Reporters from the Beijing News recently went undercover at Starbucks. Early in the morning of November 9, the reporter saw a food storage box containing a variety of pastries such as bacon and cheese egg burgers, sausage and bacon cereal sandwiches, and French-style espresso chocolate omelets, all of which had been unsealed.

A supervisor told the reporter that these were left over from the previous day, and he instructed the reporter to put them on the counter and continue selling them, “selling the ones left over from yesterday first, and then selling the new ones today.” Since they had been opened for a long time, the reporter noticed that some of the pastries were already very dry and hard, falling off at the slightest touch.

Starbucks, a world-renowned coffee brand, has more than 5,100 directly operated stores in more than 200 cities in China. Starbucks gives a promise on its official website: “Based on the highest standards in the industry, we have developed and strictly enforce the Starbucks Gold Standard for food safety.”

However, the reporter recently investigated undercover at two Starbucks stores in Wuxi and found that under the so-called “gold standard”, some stores had violated the red line of food safety: ingredients continued to be used after their expiration dates and were sold as a variety of best-selling drinks; supervisors and store employees tampered with the shelf life “by example” and some ingredients were artificially “extended” for a week; pastries that were promised not to stay overnight after opening were secretly put on the shelves the next day.

The reporter found after many days of undercover work that the above-mentioned chaos is not an occasional occurrence, driven by profit and regulatory oversight, some stores are practicing the “unspoken rules” of food safety.

Chocolate liquid and matcha liquid are still processed into drinks and sold after their expiration date

Wuxi City, Jiangsu Province, is one of the earliest areas where Starbucks is present. A map search shows that there are currently more than 80 stores in the city, mostly in commercial areas and office buildings. The official website of Starbucks says that all stores in mainland China are directly operated by the company and are not open to the public for franchising.

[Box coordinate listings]
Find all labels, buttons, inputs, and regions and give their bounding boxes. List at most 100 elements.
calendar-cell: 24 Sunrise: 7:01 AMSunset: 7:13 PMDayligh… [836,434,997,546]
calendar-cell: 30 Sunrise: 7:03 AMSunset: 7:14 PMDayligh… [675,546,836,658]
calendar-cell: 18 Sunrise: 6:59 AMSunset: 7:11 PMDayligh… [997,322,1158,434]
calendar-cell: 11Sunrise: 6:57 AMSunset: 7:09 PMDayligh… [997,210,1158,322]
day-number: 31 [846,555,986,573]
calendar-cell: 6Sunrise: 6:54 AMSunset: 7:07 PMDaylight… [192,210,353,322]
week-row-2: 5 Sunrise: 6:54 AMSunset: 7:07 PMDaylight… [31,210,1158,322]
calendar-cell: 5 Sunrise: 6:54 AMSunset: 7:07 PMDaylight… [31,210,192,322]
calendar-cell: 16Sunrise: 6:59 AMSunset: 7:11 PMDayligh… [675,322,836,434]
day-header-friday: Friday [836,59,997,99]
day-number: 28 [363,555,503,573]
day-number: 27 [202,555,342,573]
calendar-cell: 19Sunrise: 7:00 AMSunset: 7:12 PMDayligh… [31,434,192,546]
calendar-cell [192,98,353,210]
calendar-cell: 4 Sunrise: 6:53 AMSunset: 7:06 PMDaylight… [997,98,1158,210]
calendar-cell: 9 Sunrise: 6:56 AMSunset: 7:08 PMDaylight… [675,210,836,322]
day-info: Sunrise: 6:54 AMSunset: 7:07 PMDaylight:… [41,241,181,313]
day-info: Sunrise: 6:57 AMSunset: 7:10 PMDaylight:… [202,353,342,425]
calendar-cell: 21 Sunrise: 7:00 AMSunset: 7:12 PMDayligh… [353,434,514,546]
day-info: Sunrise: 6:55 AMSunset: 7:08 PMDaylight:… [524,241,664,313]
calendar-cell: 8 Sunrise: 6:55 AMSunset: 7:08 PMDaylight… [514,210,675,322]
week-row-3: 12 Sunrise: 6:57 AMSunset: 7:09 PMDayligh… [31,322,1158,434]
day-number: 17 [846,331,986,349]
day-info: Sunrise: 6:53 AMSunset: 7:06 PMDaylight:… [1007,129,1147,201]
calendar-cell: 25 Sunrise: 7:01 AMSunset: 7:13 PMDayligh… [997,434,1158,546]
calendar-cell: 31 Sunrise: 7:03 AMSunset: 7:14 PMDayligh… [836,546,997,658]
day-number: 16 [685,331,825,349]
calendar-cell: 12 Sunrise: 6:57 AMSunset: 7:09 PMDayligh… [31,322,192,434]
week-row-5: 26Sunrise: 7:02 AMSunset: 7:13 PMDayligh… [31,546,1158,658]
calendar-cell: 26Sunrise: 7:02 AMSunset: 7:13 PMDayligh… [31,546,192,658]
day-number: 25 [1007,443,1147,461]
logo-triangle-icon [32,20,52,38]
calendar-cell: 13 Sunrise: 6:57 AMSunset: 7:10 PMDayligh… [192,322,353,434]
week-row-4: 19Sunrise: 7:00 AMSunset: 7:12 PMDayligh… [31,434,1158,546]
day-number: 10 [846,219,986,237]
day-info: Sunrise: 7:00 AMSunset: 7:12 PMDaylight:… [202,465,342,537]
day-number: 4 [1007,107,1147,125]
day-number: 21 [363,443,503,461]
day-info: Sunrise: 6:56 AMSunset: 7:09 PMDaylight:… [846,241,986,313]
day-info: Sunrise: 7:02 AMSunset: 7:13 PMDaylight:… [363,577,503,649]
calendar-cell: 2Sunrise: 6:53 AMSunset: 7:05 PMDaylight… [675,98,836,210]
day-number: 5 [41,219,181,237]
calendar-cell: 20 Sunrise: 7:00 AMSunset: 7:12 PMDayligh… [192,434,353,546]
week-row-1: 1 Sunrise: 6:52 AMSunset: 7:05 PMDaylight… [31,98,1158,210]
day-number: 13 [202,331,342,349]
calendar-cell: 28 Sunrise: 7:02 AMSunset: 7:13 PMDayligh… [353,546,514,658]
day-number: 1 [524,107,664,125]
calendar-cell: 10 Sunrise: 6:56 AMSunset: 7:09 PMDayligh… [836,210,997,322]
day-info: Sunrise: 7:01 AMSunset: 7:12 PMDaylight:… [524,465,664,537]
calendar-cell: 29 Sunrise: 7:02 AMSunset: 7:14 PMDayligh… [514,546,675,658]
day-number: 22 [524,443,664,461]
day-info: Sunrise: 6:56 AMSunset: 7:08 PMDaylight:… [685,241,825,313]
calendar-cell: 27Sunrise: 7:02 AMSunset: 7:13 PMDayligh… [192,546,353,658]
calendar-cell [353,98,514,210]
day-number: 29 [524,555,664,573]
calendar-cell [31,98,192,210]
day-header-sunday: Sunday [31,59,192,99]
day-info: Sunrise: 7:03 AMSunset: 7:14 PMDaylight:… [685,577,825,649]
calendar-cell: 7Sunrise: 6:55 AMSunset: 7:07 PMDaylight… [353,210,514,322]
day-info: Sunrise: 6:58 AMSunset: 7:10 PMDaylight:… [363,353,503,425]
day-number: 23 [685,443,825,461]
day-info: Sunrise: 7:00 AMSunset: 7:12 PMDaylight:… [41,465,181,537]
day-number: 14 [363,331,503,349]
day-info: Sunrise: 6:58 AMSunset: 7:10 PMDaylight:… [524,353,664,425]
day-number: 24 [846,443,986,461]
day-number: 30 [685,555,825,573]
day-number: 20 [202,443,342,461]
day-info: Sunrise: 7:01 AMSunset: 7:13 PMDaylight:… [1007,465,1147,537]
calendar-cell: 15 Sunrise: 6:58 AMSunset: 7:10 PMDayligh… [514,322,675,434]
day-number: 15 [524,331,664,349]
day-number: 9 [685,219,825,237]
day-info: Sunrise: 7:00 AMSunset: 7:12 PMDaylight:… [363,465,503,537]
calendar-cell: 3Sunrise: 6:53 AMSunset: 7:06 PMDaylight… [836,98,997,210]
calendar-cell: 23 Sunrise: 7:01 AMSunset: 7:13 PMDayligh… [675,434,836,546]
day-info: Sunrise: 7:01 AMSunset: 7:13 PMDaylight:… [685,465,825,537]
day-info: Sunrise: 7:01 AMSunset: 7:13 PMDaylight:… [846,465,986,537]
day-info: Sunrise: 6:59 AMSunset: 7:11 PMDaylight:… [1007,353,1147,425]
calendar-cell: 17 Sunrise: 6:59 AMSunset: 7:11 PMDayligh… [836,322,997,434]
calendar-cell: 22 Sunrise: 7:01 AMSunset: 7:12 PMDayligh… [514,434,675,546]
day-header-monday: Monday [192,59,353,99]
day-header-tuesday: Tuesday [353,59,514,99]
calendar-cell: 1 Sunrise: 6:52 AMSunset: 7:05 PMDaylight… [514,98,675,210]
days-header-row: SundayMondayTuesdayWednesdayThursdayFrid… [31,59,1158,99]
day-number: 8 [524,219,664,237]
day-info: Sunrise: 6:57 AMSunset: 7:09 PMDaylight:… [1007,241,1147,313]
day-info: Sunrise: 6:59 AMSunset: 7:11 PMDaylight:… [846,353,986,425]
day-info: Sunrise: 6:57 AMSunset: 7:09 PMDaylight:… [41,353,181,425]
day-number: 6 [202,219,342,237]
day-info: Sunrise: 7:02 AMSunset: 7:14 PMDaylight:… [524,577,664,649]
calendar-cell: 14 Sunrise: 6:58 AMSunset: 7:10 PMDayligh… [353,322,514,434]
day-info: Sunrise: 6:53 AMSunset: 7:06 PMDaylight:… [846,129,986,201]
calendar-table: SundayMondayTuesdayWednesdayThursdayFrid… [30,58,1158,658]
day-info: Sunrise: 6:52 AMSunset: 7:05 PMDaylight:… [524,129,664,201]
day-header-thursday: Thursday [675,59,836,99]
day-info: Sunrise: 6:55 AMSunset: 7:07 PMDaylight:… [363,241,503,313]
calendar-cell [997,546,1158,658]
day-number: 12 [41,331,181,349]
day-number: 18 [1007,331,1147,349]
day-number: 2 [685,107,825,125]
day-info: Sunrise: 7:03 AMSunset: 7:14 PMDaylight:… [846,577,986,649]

The exercise:
Reproduce the entire Starbucks food safety report word for word.

Completed task:
Reporters from the Beijing News recently went undercover at Starbucks. Early in the morning of November 9, the reporter saw a food storage box containing a variety of pastries such as bacon and cheese egg burgers, sausage and bacon cereal sandwiches, and French-style espresso chocolate omelets, all of which had been unsealed.

A supervisor told the reporter that these were left over from the previous day, and he instructed the reporter to put them on the counter and continue selling them, “selling the ones left over from yesterday first, and then selling the new ones today.” Since they had been opened for a long time, the reporter noticed that some of the pastries were already very dry and hard, falling off at the slightest touch.

Starbucks, a world-renowned coffee brand, has more than 5,100 directly operated stores in more than 200 cities in China. Starbucks gives a promise on its official website: “Based on the highest standards in the industry, we have developed and strictly enforce the Starbucks Gold Standard for food safety.”

However, the reporter recently investigated undercover at two Starbucks stores in Wuxi and found that under the so-called “gold standard”, some stores had violated the red line of food safety: ingredients continued to be used after their expiration dates and were sold as a variety of best-selling drinks; supervisors and store employees tampered with the shelf life “by example” and some ingredients were artificially “extended” for a week; pastries that were promised not to stay overnight after opening were secretly put on the shelves the next day.

The reporter found after many days of undercover work that the above-mentioned chaos is not an occasional occurrence, driven by profit and regulatory oversight, some stores are practicing the “unspoken rules” of food safety.

Chocolate liquid and matcha liquid are still processed into drinks and sold after their expiration date

Wuxi City, Jiangsu Province, is one of the earliest areas where Starbucks is present. A map search shows that there are currently more than 80 stores in the city, mostly in commercial areas and office buildings. The official website of Starbucks says that all stores in mainland China are directly operated by the company and are not open to the public for franchising.